▸ **What you should do**
For the word "Auto", state how many lines of the data include it. Respond with the number only.

*** Record extracts ***

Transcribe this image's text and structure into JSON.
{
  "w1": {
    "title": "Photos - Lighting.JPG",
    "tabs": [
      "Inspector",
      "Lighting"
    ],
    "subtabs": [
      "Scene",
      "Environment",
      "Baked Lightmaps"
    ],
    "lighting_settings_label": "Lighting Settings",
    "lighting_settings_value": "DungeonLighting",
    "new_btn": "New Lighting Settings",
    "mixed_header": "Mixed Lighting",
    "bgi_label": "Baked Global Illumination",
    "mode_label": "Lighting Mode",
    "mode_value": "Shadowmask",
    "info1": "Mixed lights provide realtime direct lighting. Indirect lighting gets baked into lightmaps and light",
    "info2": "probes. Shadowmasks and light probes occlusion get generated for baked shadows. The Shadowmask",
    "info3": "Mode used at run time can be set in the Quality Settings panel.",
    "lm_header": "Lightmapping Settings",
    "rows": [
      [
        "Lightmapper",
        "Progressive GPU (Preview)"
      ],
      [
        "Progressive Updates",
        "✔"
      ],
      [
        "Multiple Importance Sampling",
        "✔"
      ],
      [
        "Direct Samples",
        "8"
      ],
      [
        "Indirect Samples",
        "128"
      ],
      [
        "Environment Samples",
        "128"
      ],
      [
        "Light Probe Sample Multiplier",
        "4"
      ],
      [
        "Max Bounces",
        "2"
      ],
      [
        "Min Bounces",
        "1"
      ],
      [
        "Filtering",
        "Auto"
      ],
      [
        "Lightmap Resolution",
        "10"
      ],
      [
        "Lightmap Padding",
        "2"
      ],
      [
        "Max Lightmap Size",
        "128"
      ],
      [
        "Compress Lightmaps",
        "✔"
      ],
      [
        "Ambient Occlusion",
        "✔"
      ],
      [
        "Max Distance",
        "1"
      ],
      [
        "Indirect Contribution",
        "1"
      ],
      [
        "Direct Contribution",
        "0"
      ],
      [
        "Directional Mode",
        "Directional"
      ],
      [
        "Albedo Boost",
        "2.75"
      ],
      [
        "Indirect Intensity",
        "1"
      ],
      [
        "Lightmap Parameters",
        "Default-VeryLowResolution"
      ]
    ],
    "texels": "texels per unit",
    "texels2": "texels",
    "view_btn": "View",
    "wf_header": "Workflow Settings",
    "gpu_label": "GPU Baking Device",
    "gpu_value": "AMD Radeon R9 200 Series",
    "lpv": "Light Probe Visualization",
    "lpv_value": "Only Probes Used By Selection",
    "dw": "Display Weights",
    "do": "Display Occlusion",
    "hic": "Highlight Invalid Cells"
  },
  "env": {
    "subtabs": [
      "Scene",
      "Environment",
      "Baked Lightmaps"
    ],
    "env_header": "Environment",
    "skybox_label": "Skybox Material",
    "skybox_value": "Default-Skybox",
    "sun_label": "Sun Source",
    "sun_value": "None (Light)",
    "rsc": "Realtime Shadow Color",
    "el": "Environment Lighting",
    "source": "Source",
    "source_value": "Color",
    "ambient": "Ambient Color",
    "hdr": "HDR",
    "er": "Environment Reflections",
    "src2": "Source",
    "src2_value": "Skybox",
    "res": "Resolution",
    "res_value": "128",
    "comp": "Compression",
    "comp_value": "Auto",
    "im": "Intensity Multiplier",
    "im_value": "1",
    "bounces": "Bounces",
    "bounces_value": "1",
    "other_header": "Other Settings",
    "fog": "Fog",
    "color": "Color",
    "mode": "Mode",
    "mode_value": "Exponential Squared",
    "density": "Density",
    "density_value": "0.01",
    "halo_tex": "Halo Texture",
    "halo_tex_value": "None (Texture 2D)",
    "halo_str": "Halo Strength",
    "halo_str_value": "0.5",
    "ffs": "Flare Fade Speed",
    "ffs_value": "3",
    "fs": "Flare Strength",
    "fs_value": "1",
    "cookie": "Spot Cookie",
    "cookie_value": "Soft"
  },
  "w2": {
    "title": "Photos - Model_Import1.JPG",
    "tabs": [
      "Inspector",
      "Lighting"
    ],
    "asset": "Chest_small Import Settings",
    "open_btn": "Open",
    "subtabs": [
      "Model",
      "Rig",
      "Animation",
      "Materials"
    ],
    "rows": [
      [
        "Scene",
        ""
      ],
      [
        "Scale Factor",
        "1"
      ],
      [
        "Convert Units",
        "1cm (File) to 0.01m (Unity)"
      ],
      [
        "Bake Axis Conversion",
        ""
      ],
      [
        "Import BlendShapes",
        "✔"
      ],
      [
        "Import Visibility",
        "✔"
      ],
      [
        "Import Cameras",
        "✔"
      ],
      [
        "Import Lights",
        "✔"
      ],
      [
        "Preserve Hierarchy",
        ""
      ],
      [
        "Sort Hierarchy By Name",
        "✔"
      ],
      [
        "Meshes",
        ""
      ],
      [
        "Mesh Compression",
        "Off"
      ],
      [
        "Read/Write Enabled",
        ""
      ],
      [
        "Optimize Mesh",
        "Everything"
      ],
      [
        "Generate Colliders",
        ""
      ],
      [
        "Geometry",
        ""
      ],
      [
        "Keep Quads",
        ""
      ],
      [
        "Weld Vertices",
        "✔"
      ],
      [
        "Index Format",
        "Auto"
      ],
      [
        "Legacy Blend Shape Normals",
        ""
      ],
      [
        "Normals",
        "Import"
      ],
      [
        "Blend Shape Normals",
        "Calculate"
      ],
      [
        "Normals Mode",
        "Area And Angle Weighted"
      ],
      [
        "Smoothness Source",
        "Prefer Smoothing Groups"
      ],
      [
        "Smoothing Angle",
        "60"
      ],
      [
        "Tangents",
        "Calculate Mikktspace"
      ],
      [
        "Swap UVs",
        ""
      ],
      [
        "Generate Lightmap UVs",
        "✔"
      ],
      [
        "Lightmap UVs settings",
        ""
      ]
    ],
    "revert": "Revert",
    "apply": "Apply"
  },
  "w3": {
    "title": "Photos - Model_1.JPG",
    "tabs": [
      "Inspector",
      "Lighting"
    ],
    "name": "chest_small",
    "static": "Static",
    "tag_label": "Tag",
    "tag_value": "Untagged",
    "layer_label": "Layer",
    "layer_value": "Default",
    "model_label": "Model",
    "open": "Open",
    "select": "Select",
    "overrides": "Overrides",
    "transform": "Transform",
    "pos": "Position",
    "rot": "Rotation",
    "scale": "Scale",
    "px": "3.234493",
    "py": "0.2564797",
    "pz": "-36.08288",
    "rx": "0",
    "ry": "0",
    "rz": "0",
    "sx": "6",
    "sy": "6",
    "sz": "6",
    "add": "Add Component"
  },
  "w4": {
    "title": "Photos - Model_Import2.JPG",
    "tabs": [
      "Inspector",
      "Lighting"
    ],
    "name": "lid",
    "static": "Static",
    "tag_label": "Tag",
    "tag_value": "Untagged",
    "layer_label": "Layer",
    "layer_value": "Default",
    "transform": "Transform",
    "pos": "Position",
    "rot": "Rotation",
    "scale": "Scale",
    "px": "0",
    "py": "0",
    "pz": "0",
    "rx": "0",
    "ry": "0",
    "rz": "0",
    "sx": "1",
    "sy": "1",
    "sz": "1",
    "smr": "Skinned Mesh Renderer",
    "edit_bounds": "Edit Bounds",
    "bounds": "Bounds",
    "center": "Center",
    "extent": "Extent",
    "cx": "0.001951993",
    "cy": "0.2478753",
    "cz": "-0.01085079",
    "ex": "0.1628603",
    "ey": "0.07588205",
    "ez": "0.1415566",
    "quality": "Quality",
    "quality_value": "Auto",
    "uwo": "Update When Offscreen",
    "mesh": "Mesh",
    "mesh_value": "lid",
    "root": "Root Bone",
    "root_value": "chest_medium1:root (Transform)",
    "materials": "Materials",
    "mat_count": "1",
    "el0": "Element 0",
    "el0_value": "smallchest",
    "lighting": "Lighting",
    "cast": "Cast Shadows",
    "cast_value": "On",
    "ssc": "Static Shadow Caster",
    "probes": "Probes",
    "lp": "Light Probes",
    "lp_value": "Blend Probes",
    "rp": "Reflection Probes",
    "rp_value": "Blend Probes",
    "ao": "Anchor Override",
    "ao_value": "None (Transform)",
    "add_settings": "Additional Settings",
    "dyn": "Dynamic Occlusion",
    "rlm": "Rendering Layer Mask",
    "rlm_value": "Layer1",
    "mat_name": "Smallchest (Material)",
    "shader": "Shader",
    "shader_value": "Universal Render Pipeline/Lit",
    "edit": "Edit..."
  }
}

*** End of Record extracts ***

▸ **Answer**
4